Return the complete listing that follows, with each line reproduced exactly.

* begin RECORDS SHOWN *

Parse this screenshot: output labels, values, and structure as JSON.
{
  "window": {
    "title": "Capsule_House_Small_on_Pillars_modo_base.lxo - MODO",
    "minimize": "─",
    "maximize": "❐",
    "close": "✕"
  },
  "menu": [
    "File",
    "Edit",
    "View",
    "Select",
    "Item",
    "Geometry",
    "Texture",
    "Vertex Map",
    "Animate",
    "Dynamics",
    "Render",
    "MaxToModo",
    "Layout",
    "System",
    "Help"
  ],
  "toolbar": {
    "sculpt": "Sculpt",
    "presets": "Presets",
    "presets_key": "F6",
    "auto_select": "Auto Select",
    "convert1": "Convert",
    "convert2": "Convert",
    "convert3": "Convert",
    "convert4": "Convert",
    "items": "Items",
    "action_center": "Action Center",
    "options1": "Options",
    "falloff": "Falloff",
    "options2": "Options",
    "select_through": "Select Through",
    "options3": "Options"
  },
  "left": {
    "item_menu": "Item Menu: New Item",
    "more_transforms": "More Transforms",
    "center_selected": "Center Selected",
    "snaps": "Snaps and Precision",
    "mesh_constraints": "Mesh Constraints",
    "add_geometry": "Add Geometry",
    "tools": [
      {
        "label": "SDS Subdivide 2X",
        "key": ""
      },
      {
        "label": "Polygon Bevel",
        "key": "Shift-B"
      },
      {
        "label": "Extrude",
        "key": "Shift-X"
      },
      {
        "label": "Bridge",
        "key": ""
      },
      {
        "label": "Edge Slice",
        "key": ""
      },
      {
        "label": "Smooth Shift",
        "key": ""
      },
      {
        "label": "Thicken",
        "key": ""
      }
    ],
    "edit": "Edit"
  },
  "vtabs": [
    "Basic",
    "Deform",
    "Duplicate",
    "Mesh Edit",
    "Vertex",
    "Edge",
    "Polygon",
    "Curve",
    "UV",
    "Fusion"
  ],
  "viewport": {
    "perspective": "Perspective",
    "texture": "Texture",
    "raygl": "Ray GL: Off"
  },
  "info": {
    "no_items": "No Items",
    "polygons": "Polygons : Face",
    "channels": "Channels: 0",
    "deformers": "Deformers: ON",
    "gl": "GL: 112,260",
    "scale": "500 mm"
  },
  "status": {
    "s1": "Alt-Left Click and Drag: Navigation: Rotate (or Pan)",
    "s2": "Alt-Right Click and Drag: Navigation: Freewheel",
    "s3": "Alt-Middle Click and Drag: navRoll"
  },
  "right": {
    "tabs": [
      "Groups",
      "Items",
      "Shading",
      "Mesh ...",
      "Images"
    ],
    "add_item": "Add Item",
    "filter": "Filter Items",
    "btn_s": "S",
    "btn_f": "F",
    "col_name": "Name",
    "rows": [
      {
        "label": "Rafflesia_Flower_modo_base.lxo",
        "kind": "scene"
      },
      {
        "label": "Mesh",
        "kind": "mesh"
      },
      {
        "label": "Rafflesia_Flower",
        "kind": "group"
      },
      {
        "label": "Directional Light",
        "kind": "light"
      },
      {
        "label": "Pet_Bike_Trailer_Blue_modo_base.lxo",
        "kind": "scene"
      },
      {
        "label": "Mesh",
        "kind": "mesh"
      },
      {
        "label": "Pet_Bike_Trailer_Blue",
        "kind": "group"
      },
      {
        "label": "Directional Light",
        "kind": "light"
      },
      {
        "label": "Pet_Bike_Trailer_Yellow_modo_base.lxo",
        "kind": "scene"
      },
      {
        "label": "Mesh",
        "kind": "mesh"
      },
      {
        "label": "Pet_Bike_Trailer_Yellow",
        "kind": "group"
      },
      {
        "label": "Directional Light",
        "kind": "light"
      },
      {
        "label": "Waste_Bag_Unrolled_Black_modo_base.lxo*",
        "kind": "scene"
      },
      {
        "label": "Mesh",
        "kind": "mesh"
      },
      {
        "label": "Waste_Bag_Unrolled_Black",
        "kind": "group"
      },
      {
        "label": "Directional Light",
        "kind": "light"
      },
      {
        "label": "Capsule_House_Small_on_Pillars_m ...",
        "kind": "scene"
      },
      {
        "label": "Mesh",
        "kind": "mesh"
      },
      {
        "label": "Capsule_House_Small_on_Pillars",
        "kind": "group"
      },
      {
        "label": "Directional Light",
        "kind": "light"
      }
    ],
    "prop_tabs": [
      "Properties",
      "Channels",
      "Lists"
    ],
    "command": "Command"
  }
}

* end RECORDS SHOWN *

→ **FINISHED ANSWER**:
Parse this screenshot: output labels, values, and structure as JSON.
{
  "window": {
    "title": "Capsule_House_Small_on_Pillars_modo_base.lxo - MODO",
    "minimize": "─",
    "maximize": "❐",
    "close": "✕"
  },
  "menu": [
    "File",
    "Edit",
    "View",
    "Select",
    "Item",
    "Geometry",
    "Texture",
    "Vertex Map",
    "Animate",
    "Dynamics",
    "Render",
    "MaxToModo",
    "Layout",
    "System",
    "Help"
  ],
  "toolbar": {
    "sculpt": "Sculpt",
    "presets": "Presets",
    "presets_key": "F6",
    "auto_select": "Auto Select",
    "convert1": "Convert",
    "convert2": "Convert",
    "convert3": "Convert",
    "convert4": "Convert",
    "items": "Items",
    "action_center": "Action Center",
    "options1": "Options",
    "falloff": "Falloff",
    "options2": "Options",
    "select_through": "Select Through",
    "options3": "Options"
  },
  "left": {
    "item_menu": "Item Menu: New Item",
    "more_transforms": "More Transforms",
    "center_selected": "Center Selected",
    "snaps": "Snaps and Precision",
    "mesh_constraints": "Mesh Constraints",
    "add_geometry": "Add Geometry",
    "tools": [
      {
        "label": "SDS Subdivide 2X",
        "key": ""
      },
      {
        "label": "Polygon Bevel",
        "key": "Shift-B"
      },
      {
        "label": "Extrude",
        "key": "Shift-X"
      },
      {
        "label": "Bridge",
        "key": ""
      },
      {
        "label": "Edge Slice",
        "key": ""
      },
      {
        "label": "Smooth Shift",
        "key": ""
      },
      {
        "label": "Thicken",
        "key": ""
      }
    ],
    "edit": "Edit"
  },
  "vtabs": [
    "Basic",
    "Deform",
    "Duplicate",
    "Mesh Edit",
    "Vertex",
    "Edge",
    "Polygon",
    "Curve",
    "UV",
    "Fusion"
  ],
  "viewport": {
    "perspective": "Perspective",
    "texture": "Texture",
    "raygl": "Ray GL: Off"
  },
  "info": {
    "no_items": "No Items",
    "polygons": "Polygons : Face",
    "channels": "Channels: 0",
    "deformers": "Deformers: ON",
    "gl": "GL: 112,260",
    "scale": "500 mm"
  },
  "status": {
    "s1": "Alt-Left Click and Drag: Navigation: Rotate (or Pan)",
    "s2": "Alt-Right Click and Drag: Navigation: Freewheel",
    "s3": "Alt-Middle Click and Drag: navRoll"
  },
  "right": {
    "tabs": [
      "Groups",
      "Items",
      "Shading",
      "Mesh ...",
      "Images"
    ],
    "add_item": "Add Item",
    "filter": "Filter Items",
    "btn_s": "S",
    "btn_f": "F",
    "col_name": "Name",
    "rows": [
      {
        "label": "Rafflesia_Flower_modo_base.lxo",
        "kind": "scene"
      },
      {
        "label": "Mesh",
        "kind": "mesh"
      },
      {
        "label": "Rafflesia_Flower",
        "kind": "group"
      },
      {
        "label": "Directional Light",
        "kind": "light"
      },
      {
        "label": "Pet_Bike_Trailer_Blue_modo_base.lxo",
        "kind": "scene"
      },
      {
        "label": "Mesh",
        "kind": "mesh"
      },
      {
        "label": "Pet_Bike_Trailer_Blue",
        "kind": "group"
      },
      {
        "label": "Directional Light",
        "kind": "light"
      },
      {
        "label": "Pet_Bike_Trailer_Yellow_modo_base.lxo",
        "kind": "scene"
      },
      {
        "label": "Mesh",
        "kind": "mesh"
      },
      {
        "label": "Pet_Bike_Trailer_Yellow",
        "kind": "group"
      },
      {
        "label": "Directional Light",
        "kind": "light"
      },
      {
        "label": "Waste_Bag_Unrolled_Black_modo_base.lxo*",
        "kind": "scene"
      },
      {
        "label": "Mesh",
        "kind": "mesh"
      },
      {
        "label": "Waste_Bag_Unrolled_Black",
        "kind": "group"
      },
      {
        "label": "Directional Light",
        "kind": "light"
      },
      {
        "label": "Capsule_House_Small_on_Pillars_m ...",
        "kind": "scene"
      },
      {
        "label": "Mesh",
        "kind": "mesh"
      },
      {
        "label": "Capsule_House_Small_on_Pillars",
        "kind": "group"
      },
      {
        "label": "Directional Light",
        "kind": "light"
      }
    ],
    "prop_tabs": [
      "Properties",
      "Channels",
      "Lists"
    ],
    "command": "Command"
  }
}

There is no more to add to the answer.